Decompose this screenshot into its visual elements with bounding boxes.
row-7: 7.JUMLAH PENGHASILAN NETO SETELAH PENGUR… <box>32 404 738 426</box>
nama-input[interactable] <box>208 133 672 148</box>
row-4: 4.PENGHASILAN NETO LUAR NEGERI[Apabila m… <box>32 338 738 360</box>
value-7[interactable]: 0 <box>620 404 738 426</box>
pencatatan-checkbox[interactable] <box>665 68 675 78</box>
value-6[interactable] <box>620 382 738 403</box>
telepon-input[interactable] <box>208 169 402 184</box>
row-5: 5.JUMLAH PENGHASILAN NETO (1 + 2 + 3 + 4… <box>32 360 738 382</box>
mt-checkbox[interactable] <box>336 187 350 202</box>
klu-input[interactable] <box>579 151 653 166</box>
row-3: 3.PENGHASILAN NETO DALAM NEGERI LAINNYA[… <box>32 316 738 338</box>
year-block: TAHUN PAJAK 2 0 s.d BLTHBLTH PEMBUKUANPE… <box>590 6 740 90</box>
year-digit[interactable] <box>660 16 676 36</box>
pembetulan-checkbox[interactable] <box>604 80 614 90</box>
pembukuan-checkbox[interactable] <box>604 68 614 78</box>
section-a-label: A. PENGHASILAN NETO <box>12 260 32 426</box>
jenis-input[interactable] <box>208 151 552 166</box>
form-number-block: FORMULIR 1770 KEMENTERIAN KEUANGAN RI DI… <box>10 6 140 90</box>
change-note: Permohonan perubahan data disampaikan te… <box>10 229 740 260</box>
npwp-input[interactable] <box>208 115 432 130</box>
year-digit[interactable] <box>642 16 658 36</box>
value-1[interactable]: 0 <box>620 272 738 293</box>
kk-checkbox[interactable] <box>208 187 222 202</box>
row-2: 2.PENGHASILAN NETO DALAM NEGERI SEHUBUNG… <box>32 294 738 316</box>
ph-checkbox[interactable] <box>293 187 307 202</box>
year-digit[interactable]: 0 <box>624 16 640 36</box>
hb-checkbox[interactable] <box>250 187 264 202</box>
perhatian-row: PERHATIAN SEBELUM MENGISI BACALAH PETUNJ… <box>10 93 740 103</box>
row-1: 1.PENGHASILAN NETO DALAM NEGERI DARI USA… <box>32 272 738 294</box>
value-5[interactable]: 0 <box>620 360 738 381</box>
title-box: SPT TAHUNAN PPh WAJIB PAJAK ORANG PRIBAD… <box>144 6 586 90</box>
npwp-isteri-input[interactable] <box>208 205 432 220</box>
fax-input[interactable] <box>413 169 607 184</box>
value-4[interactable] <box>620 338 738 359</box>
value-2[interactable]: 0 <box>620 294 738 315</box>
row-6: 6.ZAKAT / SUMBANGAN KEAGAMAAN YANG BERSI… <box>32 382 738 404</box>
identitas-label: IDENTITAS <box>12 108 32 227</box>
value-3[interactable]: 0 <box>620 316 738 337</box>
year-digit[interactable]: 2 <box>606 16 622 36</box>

━━━━━━━━━━━━━━━━

▸ **Your objective**: Rewrite everything from the start of the records down to the line that contains "form-number-block: FORMULIR 1770", putting "tickbox" in place of "checkbox" wherever it occurs and leaving all else as it stands.

▸ **Result of this task**:
Decompose this screenshot into its visual elements with bounding boxes.
row-7: 7.JUMLAH PENGHASILAN NETO SETELAH PENGUR… <box>32 404 738 426</box>
nama-input[interactable] <box>208 133 672 148</box>
row-4: 4.PENGHASILAN NETO LUAR NEGERI[Apabila m… <box>32 338 738 360</box>
value-7[interactable]: 0 <box>620 404 738 426</box>
pencatatan-tickbox[interactable] <box>665 68 675 78</box>
value-6[interactable] <box>620 382 738 403</box>
telepon-input[interactable] <box>208 169 402 184</box>
row-5: 5.JUMLAH PENGHASILAN NETO (1 + 2 + 3 + 4… <box>32 360 738 382</box>
mt-tickbox[interactable] <box>336 187 350 202</box>
klu-input[interactable] <box>579 151 653 166</box>
row-3: 3.PENGHASILAN NETO DALAM NEGERI LAINNYA[… <box>32 316 738 338</box>
year-block: TAHUN PAJAK 2 0 s.d BLTHBLTH PEMBUKUANPE… <box>590 6 740 90</box>
year-digit[interactable] <box>660 16 676 36</box>
pembetulan-tickbox[interactable] <box>604 80 614 90</box>
pembukuan-tickbox[interactable] <box>604 68 614 78</box>
section-a-label: A. PENGHASILAN NETO <box>12 260 32 426</box>
jenis-input[interactable] <box>208 151 552 166</box>
form-number-block: FORMULIR 1770 KEMENTERIAN KEUANGAN RI DI… <box>10 6 140 90</box>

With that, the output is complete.